=== Directions for this task ===
Identify and copy all lines of the material where the string "průmyslových" is found.

[start of Records]

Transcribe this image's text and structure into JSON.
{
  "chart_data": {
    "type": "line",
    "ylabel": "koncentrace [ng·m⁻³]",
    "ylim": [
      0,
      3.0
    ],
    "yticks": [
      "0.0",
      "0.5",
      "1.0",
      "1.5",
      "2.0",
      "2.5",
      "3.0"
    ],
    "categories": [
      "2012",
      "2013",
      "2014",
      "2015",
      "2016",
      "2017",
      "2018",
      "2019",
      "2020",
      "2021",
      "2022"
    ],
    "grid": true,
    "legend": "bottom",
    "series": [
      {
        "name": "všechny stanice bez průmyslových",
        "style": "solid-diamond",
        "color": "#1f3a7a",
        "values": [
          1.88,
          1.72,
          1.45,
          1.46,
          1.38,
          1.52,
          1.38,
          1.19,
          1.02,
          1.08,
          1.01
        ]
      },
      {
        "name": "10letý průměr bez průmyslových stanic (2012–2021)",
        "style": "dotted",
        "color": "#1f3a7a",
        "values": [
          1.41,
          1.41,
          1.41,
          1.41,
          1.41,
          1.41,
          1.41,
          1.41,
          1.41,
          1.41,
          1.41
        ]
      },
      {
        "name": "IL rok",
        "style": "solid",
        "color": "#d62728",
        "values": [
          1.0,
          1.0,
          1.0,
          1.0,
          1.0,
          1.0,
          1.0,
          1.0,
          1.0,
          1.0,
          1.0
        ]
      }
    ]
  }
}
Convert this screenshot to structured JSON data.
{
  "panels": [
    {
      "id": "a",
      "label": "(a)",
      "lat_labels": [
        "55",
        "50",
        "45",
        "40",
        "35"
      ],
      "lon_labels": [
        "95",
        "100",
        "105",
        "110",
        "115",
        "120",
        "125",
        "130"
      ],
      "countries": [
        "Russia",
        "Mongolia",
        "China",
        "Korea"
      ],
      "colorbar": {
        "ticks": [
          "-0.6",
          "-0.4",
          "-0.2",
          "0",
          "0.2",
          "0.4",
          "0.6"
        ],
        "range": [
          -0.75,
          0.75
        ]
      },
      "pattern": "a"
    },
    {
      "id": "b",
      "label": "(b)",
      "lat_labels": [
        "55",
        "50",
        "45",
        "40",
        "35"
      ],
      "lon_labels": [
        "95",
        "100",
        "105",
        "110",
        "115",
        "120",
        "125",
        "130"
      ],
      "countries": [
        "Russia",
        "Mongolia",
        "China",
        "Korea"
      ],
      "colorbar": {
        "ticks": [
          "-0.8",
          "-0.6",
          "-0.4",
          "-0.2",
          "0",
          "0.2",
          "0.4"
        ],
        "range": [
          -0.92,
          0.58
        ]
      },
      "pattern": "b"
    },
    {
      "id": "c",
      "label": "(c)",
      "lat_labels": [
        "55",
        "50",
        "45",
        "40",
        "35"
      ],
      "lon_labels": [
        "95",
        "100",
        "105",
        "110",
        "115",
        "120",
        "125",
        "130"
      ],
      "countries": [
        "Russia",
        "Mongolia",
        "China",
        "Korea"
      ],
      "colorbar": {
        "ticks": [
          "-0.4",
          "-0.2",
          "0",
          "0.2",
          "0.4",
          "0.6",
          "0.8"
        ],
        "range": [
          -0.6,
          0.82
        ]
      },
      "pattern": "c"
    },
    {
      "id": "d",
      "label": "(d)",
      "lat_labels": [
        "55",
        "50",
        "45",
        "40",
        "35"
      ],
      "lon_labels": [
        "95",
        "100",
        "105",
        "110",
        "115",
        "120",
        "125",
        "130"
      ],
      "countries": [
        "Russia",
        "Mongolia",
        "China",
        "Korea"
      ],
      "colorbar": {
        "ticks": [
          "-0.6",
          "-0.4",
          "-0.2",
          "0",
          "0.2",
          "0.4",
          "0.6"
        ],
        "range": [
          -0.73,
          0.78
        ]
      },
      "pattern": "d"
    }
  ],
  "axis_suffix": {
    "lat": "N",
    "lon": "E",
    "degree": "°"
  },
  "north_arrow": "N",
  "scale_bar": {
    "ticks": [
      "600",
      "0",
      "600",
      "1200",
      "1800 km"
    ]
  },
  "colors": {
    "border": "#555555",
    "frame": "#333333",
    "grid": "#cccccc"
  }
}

[end of Records]

=== Task answer ===
        "name": "všechny stanice bez průmyslových",
        "name": "10letý průměr bez průmyslových stanic (2012–2021)",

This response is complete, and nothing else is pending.